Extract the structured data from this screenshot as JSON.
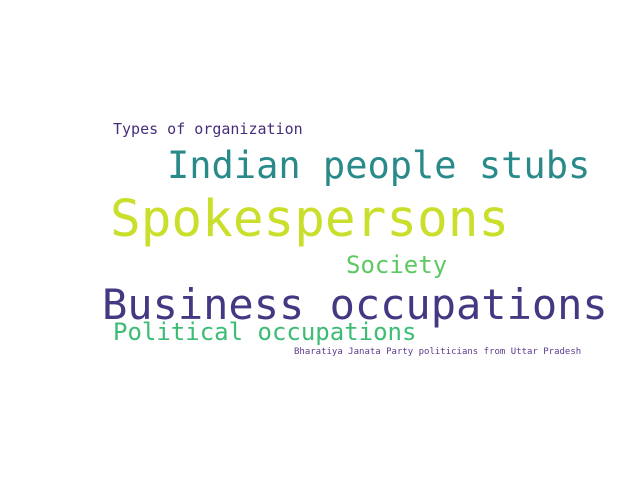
{
  "words": [
    {
      "text": "Types of organization",
      "color": "#472d7b"
    },
    {
      "text": "Indian people stubs",
      "color": "#2a8a8a"
    },
    {
      "text": "Spokespersons",
      "color": "#c9df2b"
    },
    {
      "text": "Society",
      "color": "#5ec962"
    },
    {
      "text": "Business occupations",
      "color": "#453781"
    },
    {
      "text": "Political occupations",
      "color": "#3cbc75"
    },
    {
      "text": "Bharatiya Janata Party politicians from Uttar Pradesh",
      "color": "#5c3a8f"
    }
  ]
}
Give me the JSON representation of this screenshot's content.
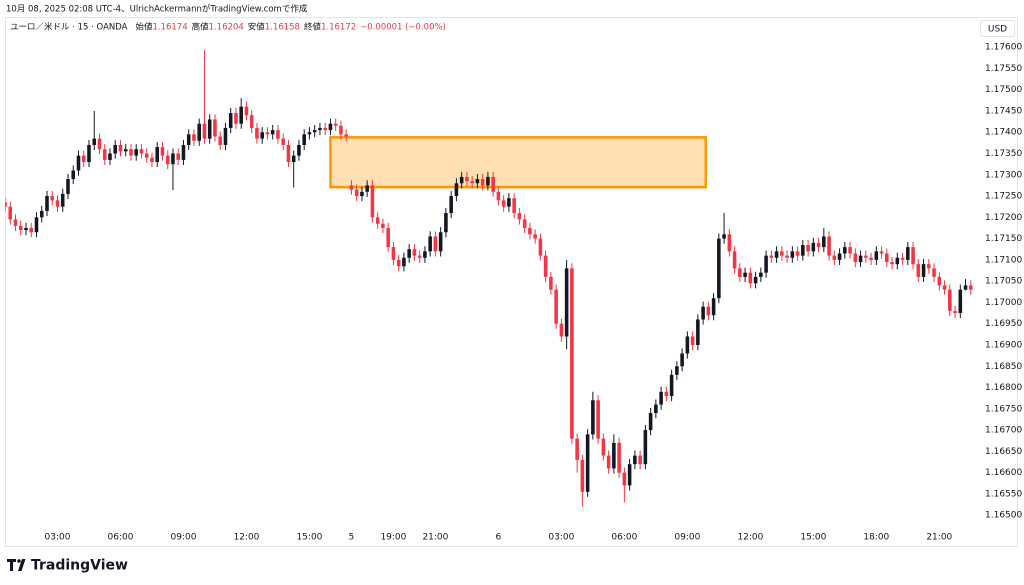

§ **Exercise description**: Transcribe every line in the entries above, taking out only the images.

§ **Written answer**:
Extract the structured data from this screenshot as JSON.
{
  "words": [
    {
      "text": "Types of organization",
      "color": "#472d7b"
    },
    {
      "text": "Indian people stubs",
      "color": "#2a8a8a"
    },
    {
      "text": "Spokespersons",
      "color": "#c9df2b"
    },
    {
      "text": "Society",
      "color": "#5ec962"
    },
    {
      "text": "Business occupations",
      "color": "#453781"
    },
    {
      "text": "Political occupations",
      "color": "#3cbc75"
    },
    {
      "text": "Bharatiya Janata Party politicians from Uttar Pradesh",
      "color": "#5c3a8f"
    }
  ]
}
Give me the JSON representation of this screenshot's content.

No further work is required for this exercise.